Data provided:
_ _ _

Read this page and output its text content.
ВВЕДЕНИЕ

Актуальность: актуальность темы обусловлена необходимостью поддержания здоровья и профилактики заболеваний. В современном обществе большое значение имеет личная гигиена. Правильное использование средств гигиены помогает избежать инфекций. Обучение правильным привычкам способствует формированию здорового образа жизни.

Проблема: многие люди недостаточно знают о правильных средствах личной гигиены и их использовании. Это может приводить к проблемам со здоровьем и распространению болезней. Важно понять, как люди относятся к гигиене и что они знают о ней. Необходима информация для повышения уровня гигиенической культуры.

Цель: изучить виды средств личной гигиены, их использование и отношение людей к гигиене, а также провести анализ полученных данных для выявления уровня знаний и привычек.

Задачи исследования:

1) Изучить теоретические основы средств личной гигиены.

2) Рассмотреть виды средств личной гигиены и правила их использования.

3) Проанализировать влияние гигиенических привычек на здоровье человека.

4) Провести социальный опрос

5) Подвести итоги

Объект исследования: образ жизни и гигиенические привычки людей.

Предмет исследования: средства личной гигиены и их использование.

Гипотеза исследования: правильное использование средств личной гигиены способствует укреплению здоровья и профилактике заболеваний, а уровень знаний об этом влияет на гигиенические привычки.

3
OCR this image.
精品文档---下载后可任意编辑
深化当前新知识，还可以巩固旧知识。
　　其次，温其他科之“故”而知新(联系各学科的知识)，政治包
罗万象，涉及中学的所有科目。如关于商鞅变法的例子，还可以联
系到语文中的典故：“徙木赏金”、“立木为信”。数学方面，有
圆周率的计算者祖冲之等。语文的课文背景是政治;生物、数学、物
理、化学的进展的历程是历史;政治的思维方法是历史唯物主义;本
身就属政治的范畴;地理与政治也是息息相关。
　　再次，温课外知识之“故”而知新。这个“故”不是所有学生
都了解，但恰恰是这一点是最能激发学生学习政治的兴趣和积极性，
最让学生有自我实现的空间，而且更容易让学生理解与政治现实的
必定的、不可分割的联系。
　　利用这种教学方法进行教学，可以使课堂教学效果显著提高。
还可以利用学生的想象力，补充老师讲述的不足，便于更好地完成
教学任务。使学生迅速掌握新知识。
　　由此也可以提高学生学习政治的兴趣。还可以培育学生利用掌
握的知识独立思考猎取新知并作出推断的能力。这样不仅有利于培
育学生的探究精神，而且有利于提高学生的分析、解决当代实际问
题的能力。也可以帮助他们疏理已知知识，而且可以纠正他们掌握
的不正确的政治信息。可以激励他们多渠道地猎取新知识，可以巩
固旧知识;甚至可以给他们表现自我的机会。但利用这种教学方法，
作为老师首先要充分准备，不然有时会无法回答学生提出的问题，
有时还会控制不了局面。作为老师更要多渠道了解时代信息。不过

_ _ _

Problem requirements:
Gather each line from the listing above that holds "привычки".

Exercise answer:
Объект исследования: образ жизни и гигиенические привычки людей.
Гипотеза исследования: правильное использование средств личной гигиены способствует укреплению здоровья и профилактике заболеваний, а уровень знаний об этом влияет на гигиенические привычки.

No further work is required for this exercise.